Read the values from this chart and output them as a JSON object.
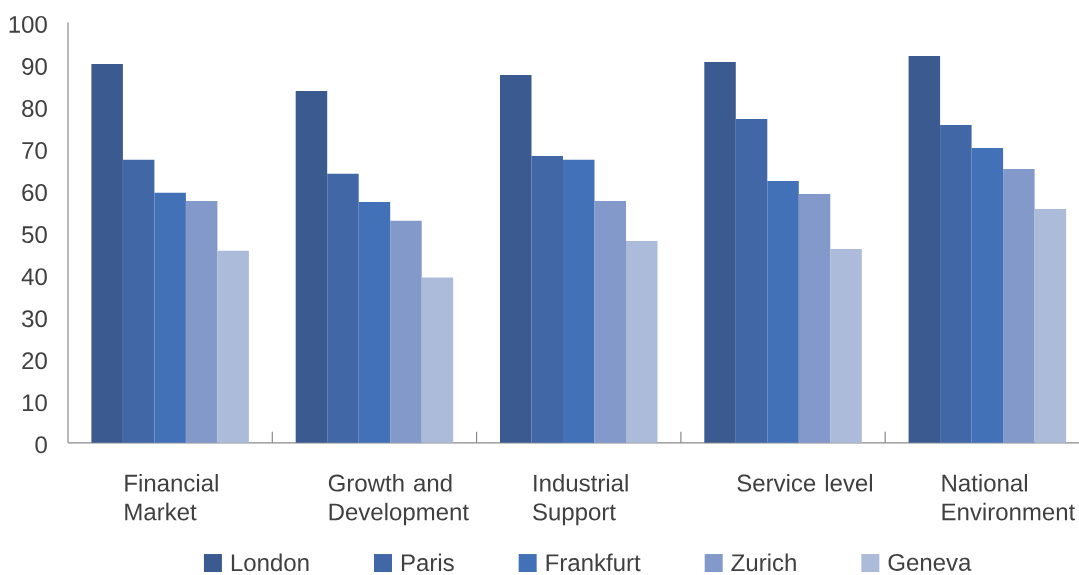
{
  "chart_data": {
    "type": "bar",
    "categories": [
      "Financial Market",
      "Growth and Development",
      "Industrial Support",
      "Service level",
      "National Environment"
    ],
    "series": [
      {
        "name": "London",
        "color": "#3b5a8f",
        "values": [
          90.1,
          83.7,
          87.5,
          90.6,
          92.0
        ]
      },
      {
        "name": "Paris",
        "color": "#4267a7",
        "values": [
          67.3,
          64.0,
          68.2,
          77.0,
          75.6
        ]
      },
      {
        "name": "Frankfurt",
        "color": "#4371b8",
        "values": [
          59.5,
          57.3,
          67.3,
          62.3,
          70.1
        ]
      },
      {
        "name": "Zurich",
        "color": "#8299c9",
        "values": [
          57.5,
          52.8,
          57.5,
          59.2,
          65.1
        ]
      },
      {
        "name": "Geneva",
        "color": "#adbbda",
        "values": [
          45.7,
          39.3,
          48.0,
          46.1,
          55.6
        ]
      }
    ],
    "ylim": [
      0,
      100
    ],
    "yticks": [
      0,
      10,
      20,
      30,
      40,
      50,
      60,
      70,
      80,
      90,
      100
    ],
    "legend": "bottom"
  }
}
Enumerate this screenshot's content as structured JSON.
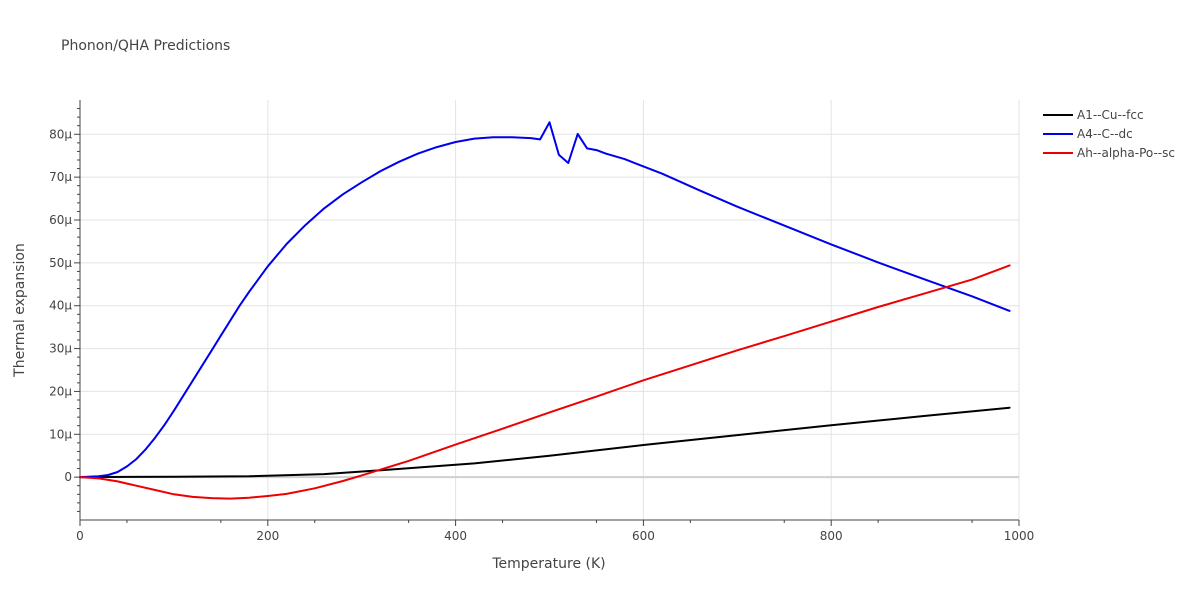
{
  "chart_data": {
    "type": "line",
    "title": "Phonon/QHA Predictions",
    "xlabel": "Temperature (K)",
    "ylabel": "Thermal expansion",
    "xlim": [
      0,
      1000
    ],
    "ylim": [
      -10,
      88
    ],
    "x_ticks": [
      0,
      200,
      400,
      600,
      800,
      1000
    ],
    "y_ticks": [
      0,
      10,
      20,
      30,
      40,
      50,
      60,
      70,
      80
    ],
    "x_tick_labels": [
      "0",
      "200",
      "400",
      "600",
      "800",
      "1000"
    ],
    "y_tick_labels": [
      "0",
      "10µ",
      "20µ",
      "30µ",
      "40µ",
      "50µ",
      "60µ",
      "70µ",
      "80µ"
    ],
    "grid": true,
    "legend_position": "top-right",
    "series": [
      {
        "name": "A1--Cu--fcc",
        "color": "#000000",
        "x": [
          0,
          100,
          180,
          260,
          320,
          420,
          500,
          600,
          700,
          800,
          900,
          990
        ],
        "y": [
          0,
          0.1,
          0.2,
          0.7,
          1.6,
          3.2,
          5.0,
          7.5,
          9.8,
          12.1,
          14.3,
          16.2
        ]
      },
      {
        "name": "A4--C--dc",
        "color": "#0000ee",
        "x": [
          0,
          20,
          30,
          40,
          50,
          60,
          70,
          80,
          90,
          100,
          110,
          120,
          130,
          140,
          150,
          160,
          170,
          180,
          200,
          220,
          240,
          260,
          280,
          300,
          320,
          340,
          360,
          380,
          400,
          420,
          440,
          460,
          480,
          490,
          500,
          510,
          520,
          530,
          540,
          550,
          560,
          580,
          620,
          660,
          700,
          750,
          800,
          850,
          900,
          950,
          990
        ],
        "y": [
          0,
          0.2,
          0.5,
          1.2,
          2.5,
          4.2,
          6.5,
          9.2,
          12.2,
          15.5,
          19.0,
          22.5,
          26.0,
          29.5,
          33.0,
          36.5,
          40.0,
          43.2,
          49.2,
          54.4,
          58.8,
          62.7,
          66.0,
          68.8,
          71.4,
          73.6,
          75.5,
          77.0,
          78.2,
          79.0,
          79.3,
          79.3,
          79.1,
          78.8,
          82.8,
          75.2,
          73.3,
          80.1,
          76.7,
          76.3,
          75.5,
          74.2,
          70.8,
          66.9,
          63.1,
          58.7,
          54.3,
          50.1,
          46.1,
          42.2,
          38.8
        ]
      },
      {
        "name": "Ah--alpha-Po--sc",
        "color": "#ee0000",
        "x": [
          0,
          20,
          40,
          60,
          80,
          100,
          120,
          140,
          160,
          180,
          200,
          220,
          250,
          280,
          300,
          350,
          400,
          450,
          500,
          550,
          600,
          650,
          700,
          750,
          800,
          850,
          900,
          950,
          990
        ],
        "y": [
          0,
          -0.3,
          -1.0,
          -2.0,
          -3.0,
          -4.0,
          -4.6,
          -4.9,
          -5.0,
          -4.8,
          -4.4,
          -3.9,
          -2.6,
          -0.9,
          0.4,
          3.8,
          7.6,
          11.3,
          15.1,
          18.8,
          22.6,
          26.1,
          29.6,
          32.9,
          36.3,
          39.7,
          42.9,
          46.1,
          49.4
        ]
      }
    ]
  }
}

------------

Instructions to follow: Read the data above and count the lines that include "JSON". Answer only with the count.

The completed task: 2